Locate the line that contains "Enumerate this screenshot's" in the entries below. Retype it and all following lines through the final one, character for character.

┌─ The records

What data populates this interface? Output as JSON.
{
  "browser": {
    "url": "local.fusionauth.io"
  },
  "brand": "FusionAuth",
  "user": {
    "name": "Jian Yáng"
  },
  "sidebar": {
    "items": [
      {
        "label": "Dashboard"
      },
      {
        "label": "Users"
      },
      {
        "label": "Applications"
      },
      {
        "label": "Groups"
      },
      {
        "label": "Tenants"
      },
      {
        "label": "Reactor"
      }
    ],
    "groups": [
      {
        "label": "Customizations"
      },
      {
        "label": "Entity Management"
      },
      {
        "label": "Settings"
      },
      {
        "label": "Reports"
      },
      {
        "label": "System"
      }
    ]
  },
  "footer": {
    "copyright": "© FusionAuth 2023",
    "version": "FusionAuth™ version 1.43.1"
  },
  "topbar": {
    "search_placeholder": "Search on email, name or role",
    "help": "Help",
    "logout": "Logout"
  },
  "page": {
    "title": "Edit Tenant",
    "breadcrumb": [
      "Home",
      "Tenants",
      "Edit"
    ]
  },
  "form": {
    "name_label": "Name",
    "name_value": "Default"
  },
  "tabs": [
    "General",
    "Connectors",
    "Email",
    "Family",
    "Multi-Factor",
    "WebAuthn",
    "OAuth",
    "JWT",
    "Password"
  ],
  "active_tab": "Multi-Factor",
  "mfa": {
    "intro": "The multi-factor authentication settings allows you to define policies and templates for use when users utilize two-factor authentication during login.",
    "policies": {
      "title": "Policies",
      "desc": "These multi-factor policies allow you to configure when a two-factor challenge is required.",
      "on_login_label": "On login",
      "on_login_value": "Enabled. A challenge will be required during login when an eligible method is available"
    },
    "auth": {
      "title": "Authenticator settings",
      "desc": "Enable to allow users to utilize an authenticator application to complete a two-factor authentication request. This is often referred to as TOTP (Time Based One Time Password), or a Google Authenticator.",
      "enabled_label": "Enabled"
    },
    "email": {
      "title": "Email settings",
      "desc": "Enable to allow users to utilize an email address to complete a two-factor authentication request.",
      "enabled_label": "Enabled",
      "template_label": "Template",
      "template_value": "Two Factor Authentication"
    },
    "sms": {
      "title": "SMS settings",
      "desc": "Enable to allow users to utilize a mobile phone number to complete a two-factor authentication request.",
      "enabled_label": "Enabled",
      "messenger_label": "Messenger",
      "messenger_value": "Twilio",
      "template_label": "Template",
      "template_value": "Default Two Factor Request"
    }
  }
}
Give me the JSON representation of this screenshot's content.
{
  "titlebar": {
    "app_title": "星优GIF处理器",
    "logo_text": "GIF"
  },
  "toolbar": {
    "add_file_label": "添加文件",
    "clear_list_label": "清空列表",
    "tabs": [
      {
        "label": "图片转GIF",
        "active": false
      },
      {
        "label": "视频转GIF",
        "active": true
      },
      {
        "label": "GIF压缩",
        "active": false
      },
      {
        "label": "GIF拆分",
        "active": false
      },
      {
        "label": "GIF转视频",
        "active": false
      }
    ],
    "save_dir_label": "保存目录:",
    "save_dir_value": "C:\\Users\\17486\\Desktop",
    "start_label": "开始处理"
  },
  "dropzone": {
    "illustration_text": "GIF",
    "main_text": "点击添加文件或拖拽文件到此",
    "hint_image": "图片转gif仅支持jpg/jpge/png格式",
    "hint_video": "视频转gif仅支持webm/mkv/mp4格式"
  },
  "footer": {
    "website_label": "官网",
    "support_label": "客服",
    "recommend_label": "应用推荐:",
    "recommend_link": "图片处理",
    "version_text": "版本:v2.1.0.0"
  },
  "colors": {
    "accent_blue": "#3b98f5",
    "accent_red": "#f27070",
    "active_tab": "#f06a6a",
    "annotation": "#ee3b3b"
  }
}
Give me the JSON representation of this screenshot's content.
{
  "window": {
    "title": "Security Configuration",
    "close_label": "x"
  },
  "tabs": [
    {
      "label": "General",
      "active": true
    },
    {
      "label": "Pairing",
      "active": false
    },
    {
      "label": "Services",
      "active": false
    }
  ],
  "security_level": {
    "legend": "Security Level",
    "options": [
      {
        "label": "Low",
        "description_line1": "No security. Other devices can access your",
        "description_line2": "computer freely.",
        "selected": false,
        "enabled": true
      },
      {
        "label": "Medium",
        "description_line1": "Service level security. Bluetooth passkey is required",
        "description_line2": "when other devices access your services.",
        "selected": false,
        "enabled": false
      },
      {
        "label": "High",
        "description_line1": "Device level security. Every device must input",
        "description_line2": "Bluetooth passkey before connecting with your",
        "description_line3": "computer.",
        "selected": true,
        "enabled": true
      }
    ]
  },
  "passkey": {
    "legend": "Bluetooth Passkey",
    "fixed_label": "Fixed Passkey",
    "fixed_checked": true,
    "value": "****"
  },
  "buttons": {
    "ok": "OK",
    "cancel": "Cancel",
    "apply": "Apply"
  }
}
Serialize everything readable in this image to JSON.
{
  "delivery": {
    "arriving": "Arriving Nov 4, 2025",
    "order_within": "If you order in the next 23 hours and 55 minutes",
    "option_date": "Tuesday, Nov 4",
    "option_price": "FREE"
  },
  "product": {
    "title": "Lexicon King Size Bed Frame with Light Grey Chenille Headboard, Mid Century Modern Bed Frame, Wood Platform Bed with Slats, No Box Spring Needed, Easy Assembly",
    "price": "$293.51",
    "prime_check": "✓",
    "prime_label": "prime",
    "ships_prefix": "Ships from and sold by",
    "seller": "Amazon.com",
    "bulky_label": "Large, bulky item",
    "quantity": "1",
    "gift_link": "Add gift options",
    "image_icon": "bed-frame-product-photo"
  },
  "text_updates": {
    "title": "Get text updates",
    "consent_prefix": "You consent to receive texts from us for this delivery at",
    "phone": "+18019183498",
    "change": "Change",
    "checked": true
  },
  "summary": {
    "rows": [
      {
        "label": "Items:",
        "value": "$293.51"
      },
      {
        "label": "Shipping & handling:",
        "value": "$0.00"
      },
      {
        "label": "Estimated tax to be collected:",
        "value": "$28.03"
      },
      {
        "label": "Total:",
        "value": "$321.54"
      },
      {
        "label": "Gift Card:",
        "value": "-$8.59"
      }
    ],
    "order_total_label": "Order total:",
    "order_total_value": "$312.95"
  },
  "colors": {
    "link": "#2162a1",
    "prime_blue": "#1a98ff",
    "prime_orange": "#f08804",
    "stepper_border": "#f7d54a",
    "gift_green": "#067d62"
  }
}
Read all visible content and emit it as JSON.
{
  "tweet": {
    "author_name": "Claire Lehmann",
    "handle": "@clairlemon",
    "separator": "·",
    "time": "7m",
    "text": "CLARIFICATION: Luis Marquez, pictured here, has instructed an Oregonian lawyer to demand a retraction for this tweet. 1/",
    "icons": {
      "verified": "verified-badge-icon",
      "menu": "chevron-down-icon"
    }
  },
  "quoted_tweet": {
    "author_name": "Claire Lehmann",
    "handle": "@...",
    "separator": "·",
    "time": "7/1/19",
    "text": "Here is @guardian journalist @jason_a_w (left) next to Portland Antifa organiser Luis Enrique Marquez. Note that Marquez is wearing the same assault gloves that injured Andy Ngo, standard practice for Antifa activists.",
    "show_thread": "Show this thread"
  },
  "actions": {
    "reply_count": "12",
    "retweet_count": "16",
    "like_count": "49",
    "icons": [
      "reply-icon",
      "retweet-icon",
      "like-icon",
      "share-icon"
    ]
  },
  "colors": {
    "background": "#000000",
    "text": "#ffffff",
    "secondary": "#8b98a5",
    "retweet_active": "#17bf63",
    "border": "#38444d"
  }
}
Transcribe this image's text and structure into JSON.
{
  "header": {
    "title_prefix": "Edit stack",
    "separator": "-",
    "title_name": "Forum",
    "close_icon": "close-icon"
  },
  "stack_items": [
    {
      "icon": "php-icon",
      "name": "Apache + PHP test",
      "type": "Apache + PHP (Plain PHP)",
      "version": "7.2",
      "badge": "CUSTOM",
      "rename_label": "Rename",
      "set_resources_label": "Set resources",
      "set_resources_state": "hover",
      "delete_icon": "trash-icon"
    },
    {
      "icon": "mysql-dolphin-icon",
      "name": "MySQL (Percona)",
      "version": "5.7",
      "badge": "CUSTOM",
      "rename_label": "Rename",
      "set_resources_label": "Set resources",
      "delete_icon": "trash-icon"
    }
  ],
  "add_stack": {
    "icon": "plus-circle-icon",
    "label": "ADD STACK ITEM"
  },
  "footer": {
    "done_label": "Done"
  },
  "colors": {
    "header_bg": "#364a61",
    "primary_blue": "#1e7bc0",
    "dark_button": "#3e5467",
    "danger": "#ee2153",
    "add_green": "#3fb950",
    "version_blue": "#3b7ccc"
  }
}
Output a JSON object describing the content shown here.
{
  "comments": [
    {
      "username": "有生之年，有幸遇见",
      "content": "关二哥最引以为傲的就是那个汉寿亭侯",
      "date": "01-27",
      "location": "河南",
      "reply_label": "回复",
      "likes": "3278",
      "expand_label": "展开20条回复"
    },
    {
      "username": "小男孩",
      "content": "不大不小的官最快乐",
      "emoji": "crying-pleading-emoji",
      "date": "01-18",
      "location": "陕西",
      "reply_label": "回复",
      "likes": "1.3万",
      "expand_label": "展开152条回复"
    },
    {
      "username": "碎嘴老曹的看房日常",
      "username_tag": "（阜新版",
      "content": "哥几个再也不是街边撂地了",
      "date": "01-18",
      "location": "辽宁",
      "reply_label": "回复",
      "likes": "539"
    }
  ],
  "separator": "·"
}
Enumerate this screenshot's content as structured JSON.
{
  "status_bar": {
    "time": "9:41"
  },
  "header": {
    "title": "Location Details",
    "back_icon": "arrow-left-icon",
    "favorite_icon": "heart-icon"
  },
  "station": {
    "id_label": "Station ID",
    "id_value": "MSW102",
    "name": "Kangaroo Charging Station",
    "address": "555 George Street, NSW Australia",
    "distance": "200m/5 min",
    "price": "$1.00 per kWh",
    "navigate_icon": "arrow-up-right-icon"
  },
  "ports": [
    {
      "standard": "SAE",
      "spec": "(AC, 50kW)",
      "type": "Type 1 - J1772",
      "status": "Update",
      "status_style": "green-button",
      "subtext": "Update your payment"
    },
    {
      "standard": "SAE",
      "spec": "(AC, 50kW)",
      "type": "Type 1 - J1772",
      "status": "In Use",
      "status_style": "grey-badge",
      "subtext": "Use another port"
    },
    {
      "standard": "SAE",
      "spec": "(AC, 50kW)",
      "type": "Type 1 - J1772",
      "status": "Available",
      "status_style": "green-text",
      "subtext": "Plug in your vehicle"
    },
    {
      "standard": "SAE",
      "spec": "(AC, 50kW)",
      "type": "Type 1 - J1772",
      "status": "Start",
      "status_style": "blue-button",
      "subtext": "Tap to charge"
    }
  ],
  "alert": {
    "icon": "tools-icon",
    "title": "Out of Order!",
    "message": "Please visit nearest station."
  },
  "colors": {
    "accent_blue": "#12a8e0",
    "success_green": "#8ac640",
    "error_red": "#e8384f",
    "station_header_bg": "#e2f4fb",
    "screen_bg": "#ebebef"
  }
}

└─

**Task output:**
Enumerate this screenshot's content as structured JSON.
{
  "status_bar": {
    "time": "9:41"
  },
  "header": {
    "title": "Location Details",
    "back_icon": "arrow-left-icon",
    "favorite_icon": "heart-icon"
  },
  "station": {
    "id_label": "Station ID",
    "id_value": "MSW102",
    "name": "Kangaroo Charging Station",
    "address": "555 George Street, NSW Australia",
    "distance": "200m/5 min",
    "price": "$1.00 per kWh",
    "navigate_icon": "arrow-up-right-icon"
  },
  "ports": [
    {
      "standard": "SAE",
      "spec": "(AC, 50kW)",
      "type": "Type 1 - J1772",
      "status": "Update",
      "status_style": "green-button",
      "subtext": "Update your payment"
    },
    {
      "standard": "SAE",
      "spec": "(AC, 50kW)",
      "type": "Type 1 - J1772",
      "status": "In Use",
      "status_style": "grey-badge",
      "subtext": "Use another port"
    },
    {
      "standard": "SAE",
      "spec": "(AC, 50kW)",
      "type": "Type 1 - J1772",
      "status": "Available",
      "status_style": "green-text",
      "subtext": "Plug in your vehicle"
    },
    {
      "standard": "SAE",
      "spec": "(AC, 50kW)",
      "type": "Type 1 - J1772",
      "status": "Start",
      "status_style": "blue-button",
      "subtext": "Tap to charge"
    }
  ],
  "alert": {
    "icon": "tools-icon",
    "title": "Out of Order!",
    "message": "Please visit nearest station."
  },
  "colors": {
    "accent_blue": "#12a8e0",
    "success_green": "#8ac640",
    "error_red": "#e8384f",
    "station_header_bg": "#e2f4fb",
    "screen_bg": "#ebebef"
  }
}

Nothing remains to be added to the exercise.